> [EXERCISE DESCRIPTION]:
Copy each line that contains the word "India".

> [Saved entries]:
┄┄┄┄┄┄
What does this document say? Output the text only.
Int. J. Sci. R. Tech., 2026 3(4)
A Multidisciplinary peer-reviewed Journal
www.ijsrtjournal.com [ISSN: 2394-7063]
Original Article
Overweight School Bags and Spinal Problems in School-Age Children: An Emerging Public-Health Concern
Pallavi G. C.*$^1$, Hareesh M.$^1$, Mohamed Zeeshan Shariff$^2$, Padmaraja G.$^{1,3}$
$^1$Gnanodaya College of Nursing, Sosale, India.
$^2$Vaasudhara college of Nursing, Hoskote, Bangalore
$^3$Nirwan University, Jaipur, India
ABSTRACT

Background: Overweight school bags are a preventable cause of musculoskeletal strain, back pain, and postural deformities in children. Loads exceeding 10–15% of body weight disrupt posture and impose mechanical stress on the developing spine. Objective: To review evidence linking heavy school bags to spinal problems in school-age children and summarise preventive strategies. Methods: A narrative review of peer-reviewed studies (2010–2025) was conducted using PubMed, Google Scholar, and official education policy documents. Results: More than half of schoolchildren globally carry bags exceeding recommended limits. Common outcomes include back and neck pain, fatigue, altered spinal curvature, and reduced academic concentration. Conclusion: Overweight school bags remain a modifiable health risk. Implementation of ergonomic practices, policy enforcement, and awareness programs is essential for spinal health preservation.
┄┄┄┄┄┄
> [THE RESULT]:
$^1$Gnanodaya College of Nursing, Sosale, India.
$^3$Nirwan University, Jaipur, India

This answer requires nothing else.